→ **Prompt**
Locate every line below that contains the string "Néon", then copy each of those lines.

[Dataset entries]

────

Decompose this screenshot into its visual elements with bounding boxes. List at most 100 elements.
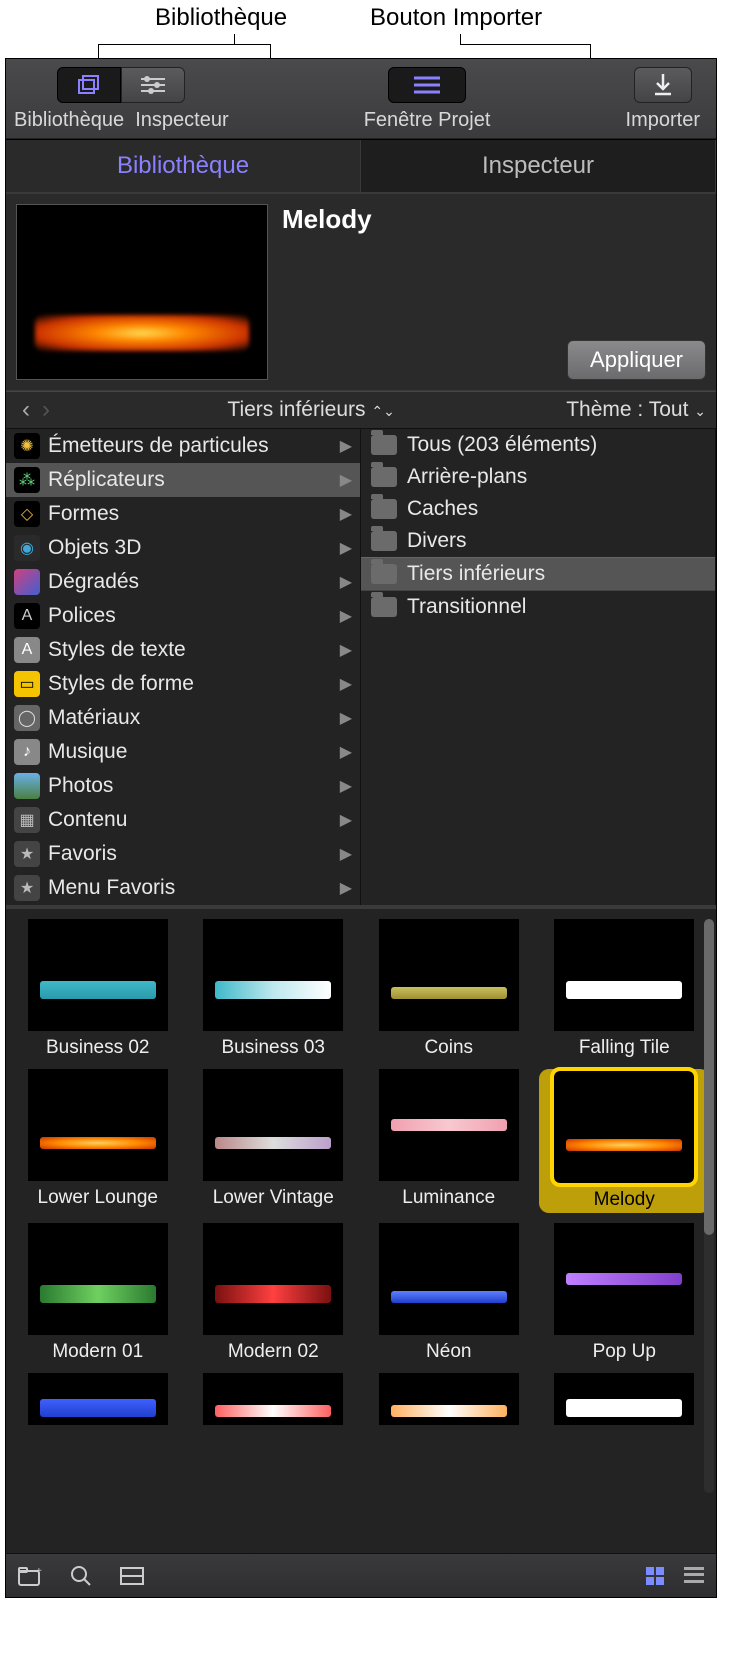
preset-label: Coins xyxy=(424,1037,473,1059)
import-button[interactable] xyxy=(634,67,692,103)
theme-popup[interactable]: Thème : Tout ⌄ xyxy=(566,398,706,422)
apply-button[interactable]: Appliquer xyxy=(567,340,706,380)
panel-layout-button[interactable] xyxy=(120,1567,144,1585)
content-icon: ▦ xyxy=(14,807,40,833)
category-label: Polices xyxy=(48,604,116,628)
category-label: Formes xyxy=(48,502,119,526)
preset-label: Néon xyxy=(426,1341,471,1363)
category-label: Contenu xyxy=(48,808,127,832)
preset-cell[interactable]: Lower Vintage xyxy=(188,1069,360,1213)
preset-cell[interactable]: Modern 02 xyxy=(188,1223,360,1363)
category-row[interactable]: ♪Musique▶ xyxy=(6,735,360,769)
preset-cell[interactable] xyxy=(363,1373,535,1425)
chevron-right-icon: ▶ xyxy=(340,436,352,456)
breadcrumb-popup[interactable]: Tiers inférieurs ⌃⌄ xyxy=(56,398,566,422)
category-row[interactable]: ◉Objets 3D▶ xyxy=(6,531,360,565)
category-row[interactable]: ★Menu Favoris▶ xyxy=(6,871,360,905)
category-row[interactable]: Dégradés▶ xyxy=(6,565,360,599)
subfolder-row[interactable]: Transitionnel xyxy=(361,591,715,623)
favorites-menu-icon: ★ xyxy=(14,875,40,901)
music-icon: ♪ xyxy=(14,739,40,765)
list-view-button[interactable] xyxy=(684,1567,704,1585)
category-row[interactable]: ✺Émetteurs de particules▶ xyxy=(6,429,360,463)
subfolder-column[interactable]: Tous (203 éléments)Arrière-plansCaches Di… xyxy=(361,429,716,905)
category-row[interactable]: ◇Formes▶ xyxy=(6,497,360,531)
category-row[interactable]: ⁂Réplicateurs▶ xyxy=(6,463,360,497)
category-label: Dégradés xyxy=(48,570,139,594)
preset-cell[interactable]: Melody xyxy=(539,1069,711,1213)
photos-icon xyxy=(14,773,40,799)
toolbar-library-label: Bibliothèque Inspecteur xyxy=(14,109,229,132)
preset-cell[interactable]: Luminance xyxy=(363,1069,535,1213)
preset-cell[interactable]: Néon xyxy=(363,1223,535,1363)
preset-cell[interactable] xyxy=(188,1373,360,1425)
folder-icon xyxy=(371,499,397,519)
fonts-icon: A xyxy=(14,603,40,629)
preset-thumbnail xyxy=(379,1223,519,1335)
preset-cell[interactable]: Modern 01 xyxy=(12,1223,184,1363)
new-folder-button[interactable]: + xyxy=(18,1566,42,1586)
category-row[interactable]: Photos▶ xyxy=(6,769,360,803)
nav-forward-button[interactable]: › xyxy=(36,396,56,424)
preset-cell[interactable]: Lower Lounge xyxy=(12,1069,184,1213)
category-label: Matériaux xyxy=(48,706,140,730)
category-row[interactable]: APolices▶ xyxy=(6,599,360,633)
preset-cell[interactable]: Business 02 xyxy=(12,919,184,1059)
preset-cell[interactable]: Pop Up xyxy=(539,1223,711,1363)
preset-thumbnail xyxy=(554,1373,694,1425)
preset-cell[interactable] xyxy=(539,1373,711,1425)
subfolder-row[interactable]: Divers xyxy=(361,525,715,557)
favorites-icon: ★ xyxy=(14,841,40,867)
folder-icon xyxy=(371,564,397,584)
nav-back-button[interactable]: ‹ xyxy=(16,396,36,424)
preset-thumbnail xyxy=(379,919,519,1031)
chevron-updown-icon: ⌃⌄ xyxy=(371,403,394,419)
tab-inspector[interactable]: Inspecteur xyxy=(361,140,716,192)
subfolder-row[interactable]: Caches xyxy=(361,493,715,525)
project-window-button[interactable] xyxy=(388,67,466,103)
tab-library[interactable]: Bibliothèque xyxy=(6,140,361,192)
chevron-right-icon: ▶ xyxy=(340,878,352,898)
category-row[interactable]: ▭Styles de forme▶ xyxy=(6,667,360,701)
preset-cell[interactable] xyxy=(12,1373,184,1425)
preset-label: Lower Lounge xyxy=(38,1187,158,1209)
search-button[interactable] xyxy=(70,1565,92,1587)
preset-label: Melody xyxy=(594,1189,655,1211)
gradients-icon xyxy=(14,569,40,595)
category-column[interactable]: ✺Émetteurs de particules▶⁂Réplicateurs▶◇… xyxy=(6,429,361,905)
category-row[interactable]: ▦Contenu▶ xyxy=(6,803,360,837)
preset-thumbnail xyxy=(28,1069,168,1181)
panel-tabs: Bibliothèque Inspecteur xyxy=(6,139,716,194)
grid-scrollbar[interactable] xyxy=(704,919,714,1493)
grid-view-button[interactable] xyxy=(646,1567,664,1585)
subfolder-label: Tiers inférieurs xyxy=(407,562,545,586)
preset-cell[interactable]: Business 03 xyxy=(188,919,360,1059)
category-row[interactable]: ★Favoris▶ xyxy=(6,837,360,871)
preset-label: Modern 01 xyxy=(52,1341,143,1363)
category-row[interactable]: ◯Matériaux▶ xyxy=(6,701,360,735)
inspector-toggle-button[interactable] xyxy=(121,67,185,103)
library-toggle-button[interactable] xyxy=(57,67,121,103)
toolbar-import-label: Importer xyxy=(626,109,700,132)
preset-thumbnail xyxy=(203,1223,343,1335)
chevron-right-icon: ▶ xyxy=(340,538,352,558)
app-window: Bibliothèque Inspecteur Fenêtre Projet xyxy=(5,58,717,1598)
preset-cell[interactable]: Coins xyxy=(363,919,535,1059)
subfolder-row[interactable]: Tous (203 éléments) xyxy=(361,429,715,461)
preset-label: Falling Tile xyxy=(579,1037,670,1059)
subfolder-row[interactable]: Tiers inférieurs xyxy=(361,557,715,591)
chevron-down-icon: ⌄ xyxy=(694,403,706,419)
category-row[interactable]: AStyles de texte▶ xyxy=(6,633,360,667)
chevron-right-icon: ▶ xyxy=(340,504,352,524)
chevron-right-icon: ▶ xyxy=(340,776,352,796)
text-styles-icon: A xyxy=(14,637,40,663)
library-columns: ✺Émetteurs de particules▶⁂Réplicateurs▶◇… xyxy=(6,429,716,909)
preset-cell[interactable]: Falling Tile xyxy=(539,919,711,1059)
chevron-right-icon: ▶ xyxy=(340,640,352,660)
subfolder-label: Divers xyxy=(407,529,467,553)
preset-thumbnail xyxy=(203,919,343,1031)
subfolder-row[interactable]: Arrière-plans xyxy=(361,461,715,493)
preset-thumbnail xyxy=(28,1223,168,1335)
preset-grid[interactable]: Business 02Business 03 Coins Falling Tile L… xyxy=(12,919,710,1425)
chevron-right-icon: ▶ xyxy=(340,844,352,864)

────

→ **Written solution**
preset-label: Néon xyxy=(426,1341,471,1363)
preset-cell[interactable]: Néon xyxy=(363,1223,535,1363)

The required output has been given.